**WORK TO DO**
Each record needs to be echoed exactly; can you do that?

**DATA FOR THE TASK**
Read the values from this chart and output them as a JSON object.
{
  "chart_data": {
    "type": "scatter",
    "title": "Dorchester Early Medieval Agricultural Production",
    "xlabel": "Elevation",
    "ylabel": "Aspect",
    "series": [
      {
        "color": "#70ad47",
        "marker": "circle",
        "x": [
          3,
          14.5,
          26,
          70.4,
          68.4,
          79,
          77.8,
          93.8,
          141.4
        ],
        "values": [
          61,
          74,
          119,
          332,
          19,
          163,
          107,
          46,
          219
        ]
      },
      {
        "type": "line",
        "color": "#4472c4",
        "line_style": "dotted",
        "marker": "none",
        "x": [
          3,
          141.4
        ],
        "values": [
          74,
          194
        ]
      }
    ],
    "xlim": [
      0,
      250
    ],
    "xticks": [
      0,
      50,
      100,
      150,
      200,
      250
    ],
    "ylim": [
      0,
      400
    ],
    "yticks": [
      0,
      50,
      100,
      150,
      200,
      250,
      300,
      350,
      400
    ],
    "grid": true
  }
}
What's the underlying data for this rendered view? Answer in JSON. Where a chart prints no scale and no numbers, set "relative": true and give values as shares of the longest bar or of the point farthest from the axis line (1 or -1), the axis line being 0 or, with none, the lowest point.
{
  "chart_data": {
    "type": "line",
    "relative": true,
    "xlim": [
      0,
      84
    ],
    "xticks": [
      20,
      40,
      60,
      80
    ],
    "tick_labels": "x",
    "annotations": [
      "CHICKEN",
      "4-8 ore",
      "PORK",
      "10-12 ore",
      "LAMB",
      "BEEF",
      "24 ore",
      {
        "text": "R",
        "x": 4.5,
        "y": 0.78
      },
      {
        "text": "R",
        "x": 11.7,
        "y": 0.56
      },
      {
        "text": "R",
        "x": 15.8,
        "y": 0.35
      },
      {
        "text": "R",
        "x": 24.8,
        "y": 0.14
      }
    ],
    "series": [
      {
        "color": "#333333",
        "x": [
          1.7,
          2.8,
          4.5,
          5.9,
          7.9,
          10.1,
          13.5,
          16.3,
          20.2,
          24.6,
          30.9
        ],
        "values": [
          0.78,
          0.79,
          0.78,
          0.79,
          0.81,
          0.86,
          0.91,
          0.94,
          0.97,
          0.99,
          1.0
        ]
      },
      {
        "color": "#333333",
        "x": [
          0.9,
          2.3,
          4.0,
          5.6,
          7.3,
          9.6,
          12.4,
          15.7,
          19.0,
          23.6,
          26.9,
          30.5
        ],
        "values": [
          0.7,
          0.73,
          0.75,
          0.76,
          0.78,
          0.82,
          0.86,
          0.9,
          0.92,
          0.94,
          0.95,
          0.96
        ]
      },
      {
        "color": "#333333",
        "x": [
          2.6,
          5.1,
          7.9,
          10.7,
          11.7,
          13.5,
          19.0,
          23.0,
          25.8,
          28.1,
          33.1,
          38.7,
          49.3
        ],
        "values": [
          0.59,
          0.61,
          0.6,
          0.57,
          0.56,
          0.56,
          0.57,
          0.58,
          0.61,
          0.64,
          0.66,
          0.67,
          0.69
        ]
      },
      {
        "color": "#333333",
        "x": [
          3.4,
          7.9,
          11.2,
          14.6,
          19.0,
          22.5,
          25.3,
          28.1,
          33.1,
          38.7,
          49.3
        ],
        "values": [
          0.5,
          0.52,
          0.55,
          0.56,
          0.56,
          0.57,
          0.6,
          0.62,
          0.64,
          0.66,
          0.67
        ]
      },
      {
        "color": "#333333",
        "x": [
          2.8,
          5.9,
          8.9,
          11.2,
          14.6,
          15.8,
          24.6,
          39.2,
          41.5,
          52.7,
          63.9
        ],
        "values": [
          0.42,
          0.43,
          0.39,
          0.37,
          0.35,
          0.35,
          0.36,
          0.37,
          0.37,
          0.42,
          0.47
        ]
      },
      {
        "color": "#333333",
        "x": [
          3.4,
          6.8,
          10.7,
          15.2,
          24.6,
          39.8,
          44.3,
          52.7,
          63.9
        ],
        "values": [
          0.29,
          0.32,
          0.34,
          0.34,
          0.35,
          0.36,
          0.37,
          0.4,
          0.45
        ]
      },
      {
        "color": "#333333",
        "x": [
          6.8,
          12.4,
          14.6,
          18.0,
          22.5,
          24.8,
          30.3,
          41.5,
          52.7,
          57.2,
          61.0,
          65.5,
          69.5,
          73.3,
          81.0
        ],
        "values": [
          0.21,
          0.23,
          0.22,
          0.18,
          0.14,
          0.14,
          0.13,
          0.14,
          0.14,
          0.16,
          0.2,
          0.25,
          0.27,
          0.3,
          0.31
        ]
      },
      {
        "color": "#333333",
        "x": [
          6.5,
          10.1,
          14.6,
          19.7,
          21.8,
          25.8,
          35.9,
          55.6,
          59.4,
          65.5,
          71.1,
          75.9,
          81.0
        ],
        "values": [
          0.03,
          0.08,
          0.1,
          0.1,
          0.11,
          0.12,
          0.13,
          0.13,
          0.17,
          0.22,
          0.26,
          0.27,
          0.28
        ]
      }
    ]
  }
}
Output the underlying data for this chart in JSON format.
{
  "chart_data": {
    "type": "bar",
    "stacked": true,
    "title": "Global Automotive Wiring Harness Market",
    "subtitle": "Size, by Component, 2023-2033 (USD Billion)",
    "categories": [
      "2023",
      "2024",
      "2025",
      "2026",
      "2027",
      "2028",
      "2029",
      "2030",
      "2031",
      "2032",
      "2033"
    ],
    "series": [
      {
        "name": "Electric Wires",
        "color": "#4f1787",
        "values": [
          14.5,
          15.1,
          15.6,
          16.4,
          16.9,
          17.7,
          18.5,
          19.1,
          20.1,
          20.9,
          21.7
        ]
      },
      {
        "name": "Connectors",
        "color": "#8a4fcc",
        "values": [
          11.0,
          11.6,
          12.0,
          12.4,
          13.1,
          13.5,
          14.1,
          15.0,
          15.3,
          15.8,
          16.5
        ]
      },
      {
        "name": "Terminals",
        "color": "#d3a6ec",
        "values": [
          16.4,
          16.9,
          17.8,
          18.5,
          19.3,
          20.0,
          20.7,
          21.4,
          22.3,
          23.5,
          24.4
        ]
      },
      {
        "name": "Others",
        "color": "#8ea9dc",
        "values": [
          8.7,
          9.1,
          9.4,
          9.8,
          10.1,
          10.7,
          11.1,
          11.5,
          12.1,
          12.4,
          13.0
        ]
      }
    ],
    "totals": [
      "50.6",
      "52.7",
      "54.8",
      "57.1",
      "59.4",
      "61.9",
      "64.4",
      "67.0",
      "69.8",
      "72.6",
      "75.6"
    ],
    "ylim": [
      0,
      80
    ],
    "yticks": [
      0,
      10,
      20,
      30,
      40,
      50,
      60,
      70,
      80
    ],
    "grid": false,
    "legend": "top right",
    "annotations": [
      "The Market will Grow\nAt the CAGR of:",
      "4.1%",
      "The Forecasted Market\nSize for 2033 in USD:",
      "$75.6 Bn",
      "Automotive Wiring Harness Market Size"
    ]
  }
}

**OUTPUT FOR THIS TASK**
Read the values from this chart and output them as a JSON object.
{
  "chart_data": {
    "type": "scatter",
    "title": "Dorchester Early Medieval Agricultural Production",
    "xlabel": "Elevation",
    "ylabel": "Aspect",
    "series": [
      {
        "color": "#70ad47",
        "marker": "circle",
        "x": [
          3,
          14.5,
          26,
          70.4,
          68.4,
          79,
          77.8,
          93.8,
          141.4
        ],
        "values": [
          61,
          74,
          119,
          332,
          19,
          163,
          107,
          46,
          219
        ]
      },
      {
        "type": "line",
        "color": "#4472c4",
        "line_style": "dotted",
        "marker": "none",
        "x": [
          3,
          141.4
        ],
        "values": [
          74,
          194
        ]
      }
    ],
    "xlim": [
      0,
      250
    ],
    "xticks": [
      0,
      50,
      100,
      150,
      200,
      250
    ],
    "ylim": [
      0,
      400
    ],
    "yticks": [
      0,
      50,
      100,
      150,
      200,
      250,
      300,
      350,
      400
    ],
    "grid": true
  }
}
What's the underlying data for this rendered view? Answer in JSON. Where a chart prints no scale and no numbers, set "relative": true and give values as shares of the longest bar or of the point farthest from the axis line (1 or -1), the axis line being 0 or, with none, the lowest point.
{
  "chart_data": {
    "type": "line",
    "relative": true,
    "xlim": [
      0,
      84
    ],
    "xticks": [
      20,
      40,
      60,
      80
    ],
    "tick_labels": "x",
    "annotations": [
      "CHICKEN",
      "4-8 ore",
      "PORK",
      "10-12 ore",
      "LAMB",
      "BEEF",
      "24 ore",
      {
        "text": "R",
        "x": 4.5,
        "y": 0.78
      },
      {
        "text": "R",
        "x": 11.7,
        "y": 0.56
      },
      {
        "text": "R",
        "x": 15.8,
        "y": 0.35
      },
      {
        "text": "R",
        "x": 24.8,
        "y": 0.14
      }
    ],
    "series": [
      {
        "color": "#333333",
        "x": [
          1.7,
          2.8,
          4.5,
          5.9,
          7.9,
          10.1,
          13.5,
          16.3,
          20.2,
          24.6,
          30.9
        ],
        "values": [
          0.78,
          0.79,
          0.78,
          0.79,
          0.81,
          0.86,
          0.91,
          0.94,
          0.97,
          0.99,
          1.0
        ]
      },
      {
        "color": "#333333",
        "x": [
          0.9,
          2.3,
          4.0,
          5.6,
          7.3,
          9.6,
          12.4,
          15.7,
          19.0,
          23.6,
          26.9,
          30.5
        ],
        "values": [
          0.7,
          0.73,
          0.75,
          0.76,
          0.78,
          0.82,
          0.86,
          0.9,
          0.92,
          0.94,
          0.95,
          0.96
        ]
      },
      {
        "color": "#333333",
        "x": [
          2.6,
          5.1,
          7.9,
          10.7,
          11.7,
          13.5,
          19.0,
          23.0,
          25.8,
          28.1,
          33.1,
          38.7,
          49.3
        ],
        "values": [
          0.59,
          0.61,
          0.6,
          0.57,
          0.56,
          0.56,
          0.57,
          0.58,
          0.61,
          0.64,
          0.66,
          0.67,
          0.69
        ]
      },
      {
        "color": "#333333",
        "x": [
          3.4,
          7.9,
          11.2,
          14.6,
          19.0,
          22.5,
          25.3,
          28.1,
          33.1,
          38.7,
          49.3
        ],
        "values": [
          0.5,
          0.52,
          0.55,
          0.56,
          0.56,
          0.57,
          0.6,
          0.62,
          0.64,
          0.66,
          0.67
        ]
      },
      {
        "color": "#333333",
        "x": [
          2.8,
          5.9,
          8.9,
          11.2,
          14.6,
          15.8,
          24.6,
          39.2,
          41.5,
          52.7,
          63.9
        ],
        "values": [
          0.42,
          0.43,
          0.39,
          0.37,
          0.35,
          0.35,
          0.36,
          0.37,
          0.37,
          0.42,
          0.47
        ]
      },
      {
        "color": "#333333",
        "x": [
          3.4,
          6.8,
          10.7,
          15.2,
          24.6,
          39.8,
          44.3,
          52.7,
          63.9
        ],
        "values": [
          0.29,
          0.32,
          0.34,
          0.34,
          0.35,
          0.36,
          0.37,
          0.4,
          0.45
        ]
      },
      {
        "color": "#333333",
        "x": [
          6.8,
          12.4,
          14.6,
          18.0,
          22.5,
          24.8,
          30.3,
          41.5,
          52.7,
          57.2,
          61.0,
          65.5,
          69.5,
          73.3,
          81.0
        ],
        "values": [
          0.21,
          0.23,
          0.22,
          0.18,
          0.14,
          0.14,
          0.13,
          0.14,
          0.14,
          0.16,
          0.2,
          0.25,
          0.27,
          0.3,
          0.31
        ]
      },
      {
        "color": "#333333",
        "x": [
          6.5,
          10.1,
          14.6,
          19.7,
          21.8,
          25.8,
          35.9,
          55.6,
          59.4,
          65.5,
          71.1,
          75.9,
          81.0
        ],
        "values": [
          0.03,
          0.08,
          0.1,
          0.1,
          0.11,
          0.12,
          0.13,
          0.13,
          0.17,
          0.22,
          0.26,
          0.27,
          0.28
        ]
      }
    ]
  }
}
Output the underlying data for this chart in JSON format.
{
  "chart_data": {
    "type": "bar",
    "stacked": true,
    "title": "Global Automotive Wiring Harness Market",
    "subtitle": "Size, by Component, 2023-2033 (USD Billion)",
    "categories": [
      "2023",
      "2024",
      "2025",
      "2026",
      "2027",
      "2028",
      "2029",
      "2030",
      "2031",
      "2032",
      "2033"
    ],
    "series": [
      {
        "name": "Electric Wires",
        "color": "#4f1787",
        "values": [
          14.5,
          15.1,
          15.6,
          16.4,
          16.9,
          17.7,
          18.5,
          19.1,
          20.1,
          20.9,
          21.7
        ]
      },
      {
        "name": "Connectors",
        "color": "#8a4fcc",
        "values": [
          11.0,
          11.6,
          12.0,
          12.4,
          13.1,
          13.5,
          14.1,
          15.0,
          15.3,
          15.8,
          16.5
        ]
      },
      {
        "name": "Terminals",
        "color": "#d3a6ec",
        "values": [
          16.4,
          16.9,
          17.8,
          18.5,
          19.3,
          20.0,
          20.7,
          21.4,
          22.3,
          23.5,
          24.4
        ]
      },
      {
        "name": "Others",
        "color": "#8ea9dc",
        "values": [
          8.7,
          9.1,
          9.4,
          9.8,
          10.1,
          10.7,
          11.1,
          11.5,
          12.1,
          12.4,
          13.0
        ]
      }
    ],
    "totals": [
      "50.6",
      "52.7",
      "54.8",
      "57.1",
      "59.4",
      "61.9",
      "64.4",
      "67.0",
      "69.8",
      "72.6",
      "75.6"
    ],
    "ylim": [
      0,
      80
    ],
    "yticks": [
      0,
      10,
      20,
      30,
      40,
      50,
      60,
      70,
      80
    ],
    "grid": false,
    "legend": "top right",
    "annotations": [
      "The Market will Grow\nAt the CAGR of:",
      "4.1%",
      "The Forecasted Market\nSize for 2033 in USD:",
      "$75.6 Bn",
      "Automotive Wiring Harness Market Size"
    ]
  }
}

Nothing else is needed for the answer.